* Exercise *
Comb the records below for the string "this" and copy each line where it turns up.
┄┄┄┄┄┄┄┄┄┄
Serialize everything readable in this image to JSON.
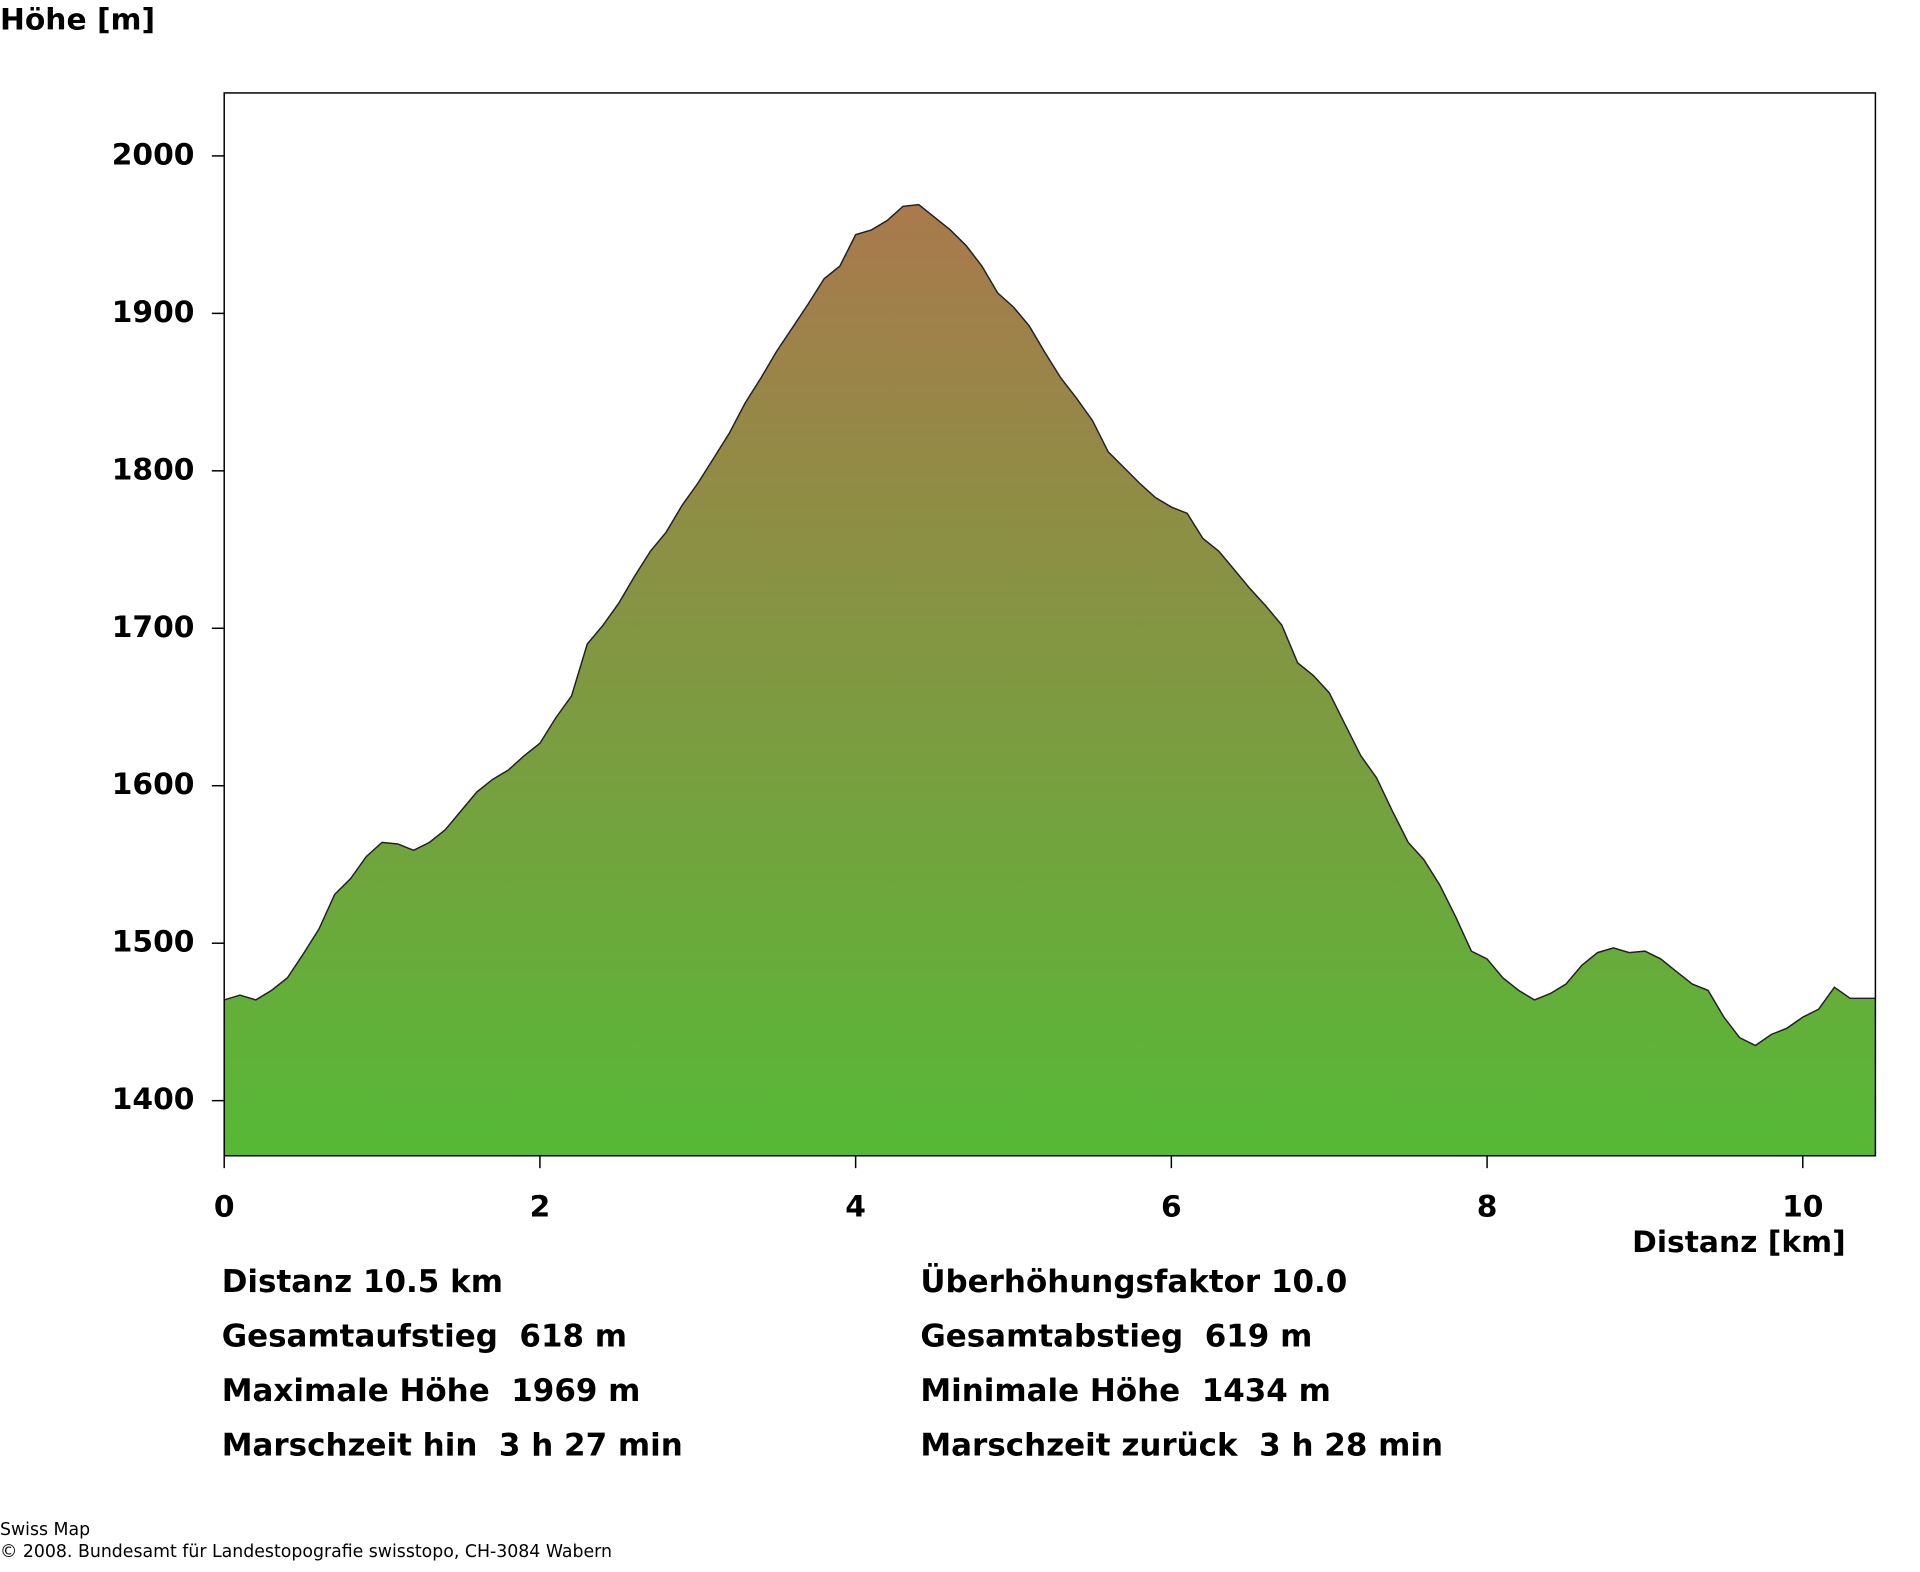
{
  "chart_data": {
    "type": "area",
    "y_label": "Höhe [m]",
    "x_label": "Distanz [km]",
    "x": [
      0,
      0.1,
      0.2,
      0.3,
      0.4,
      0.5,
      0.6,
      0.7,
      0.8,
      0.9,
      1.0,
      1.1,
      1.2,
      1.3,
      1.4,
      1.5,
      1.6,
      1.7,
      1.8,
      1.9,
      2.0,
      2.1,
      2.2,
      2.3,
      2.4,
      2.5,
      2.6,
      2.7,
      2.8,
      2.9,
      3.0,
      3.1,
      3.2,
      3.3,
      3.4,
      3.5,
      3.6,
      3.7,
      3.8,
      3.9,
      4.0,
      4.1,
      4.2,
      4.3,
      4.4,
      4.5,
      4.6,
      4.7,
      4.8,
      4.9,
      5.0,
      5.1,
      5.2,
      5.3,
      5.4,
      5.5,
      5.6,
      5.7,
      5.8,
      5.9,
      6.0,
      6.1,
      6.2,
      6.3,
      6.4,
      6.5,
      6.6,
      6.7,
      6.8,
      6.9,
      7.0,
      7.1,
      7.2,
      7.3,
      7.4,
      7.5,
      7.6,
      7.7,
      7.8,
      7.9,
      8.0,
      8.1,
      8.2,
      8.3,
      8.4,
      8.5,
      8.6,
      8.7,
      8.8,
      8.9,
      9.0,
      9.1,
      9.2,
      9.3,
      9.4,
      9.5,
      9.6,
      9.7,
      9.8,
      9.9,
      10.0,
      10.1,
      10.2,
      10.3,
      10.46
    ],
    "y": [
      1464,
      1467,
      1464,
      1470,
      1478,
      1493,
      1509,
      1531,
      1541,
      1555,
      1564,
      1563,
      1559,
      1564,
      1572,
      1584,
      1596,
      1604,
      1610,
      1619,
      1627,
      1643,
      1657,
      1690,
      1702,
      1716,
      1733,
      1749,
      1761,
      1778,
      1792,
      1808,
      1824,
      1843,
      1859,
      1876,
      1891,
      1906,
      1922,
      1930,
      1950,
      1953,
      1959,
      1968,
      1969,
      1961,
      1953,
      1943,
      1930,
      1913,
      1904,
      1892,
      1875,
      1859,
      1846,
      1832,
      1812,
      1802,
      1792,
      1783,
      1777,
      1773,
      1757,
      1749,
      1737,
      1725,
      1714,
      1702,
      1678,
      1670,
      1659,
      1639,
      1619,
      1605,
      1584,
      1564,
      1553,
      1537,
      1517,
      1495,
      1490,
      1478,
      1470,
      1464,
      1468,
      1474,
      1486,
      1494,
      1497,
      1494,
      1495,
      1490,
      1482,
      1474,
      1470,
      1453,
      1440,
      1435,
      1442,
      1446,
      1453,
      1458,
      1472,
      1465,
      1465
    ],
    "gradient": [
      "#a9794c",
      "#56b936"
    ],
    "xlim": [
      0,
      10.46
    ],
    "ylim": [
      1365,
      2040
    ],
    "xticks": [
      0,
      2,
      4,
      6,
      8,
      10
    ],
    "yticks": [
      1400,
      1500,
      1600,
      1700,
      1800,
      1900,
      2000
    ]
  },
  "stats": [
    [
      "Distanz 10.5 km",
      "Überhöhungsfaktor 10.0"
    ],
    [
      "Gesamtaufstieg  618 m",
      "Gesamtabstieg  619 m"
    ],
    [
      "Maximale Höhe  1969 m",
      "Minimale Höhe  1434 m"
    ],
    [
      "Marschzeit hin  3 h 27 min",
      "Marschzeit zurück  3 h 28 min"
    ]
  ],
  "footer": [
    "Swiss Map",
    "© 2008. Bundesamt für Landestopografie swisstopo, CH-3084 Wabern"
  ]
}
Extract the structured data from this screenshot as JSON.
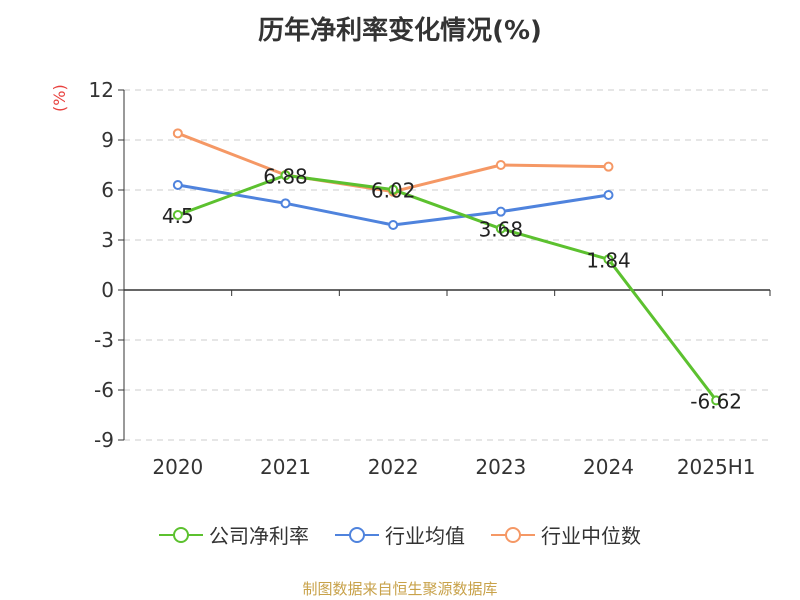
{
  "title": "历年净利率变化情况(%)",
  "y_unit": "(%)",
  "source": "制图数据来自恒生聚源数据库",
  "colors": {
    "company": "#5cc12f",
    "industry_avg": "#4f83dd",
    "industry_median": "#f59865",
    "grid": "#cccccc",
    "axis": "#333333"
  },
  "chart_data": {
    "type": "line",
    "categories": [
      "2020",
      "2021",
      "2022",
      "2023",
      "2024",
      "2025H1"
    ],
    "ylim": [
      -9,
      12
    ],
    "yticks": [
      12,
      9,
      6,
      3,
      0,
      -3,
      -6,
      -9
    ],
    "grid": true,
    "legend_position": "bottom",
    "series": [
      {
        "key": "company",
        "name": "公司净利率",
        "values": [
          4.5,
          6.88,
          6.02,
          3.68,
          1.84,
          -6.62
        ],
        "labels": [
          "4.5",
          "6.88",
          "6.02",
          "3.68",
          "1.84",
          "-6.62"
        ]
      },
      {
        "key": "industry_avg",
        "name": "行业均值",
        "values": [
          6.3,
          5.2,
          3.9,
          4.7,
          5.7,
          null
        ]
      },
      {
        "key": "industry_median",
        "name": "行业中位数",
        "values": [
          9.4,
          6.9,
          5.9,
          7.5,
          7.4,
          null
        ]
      }
    ]
  }
}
┄┄┄┄┄┄┄┄┄┄
* Exercise solution *
Serialize everything readable in this image to JSON.
Extract the structured data from this screenshot as JSON.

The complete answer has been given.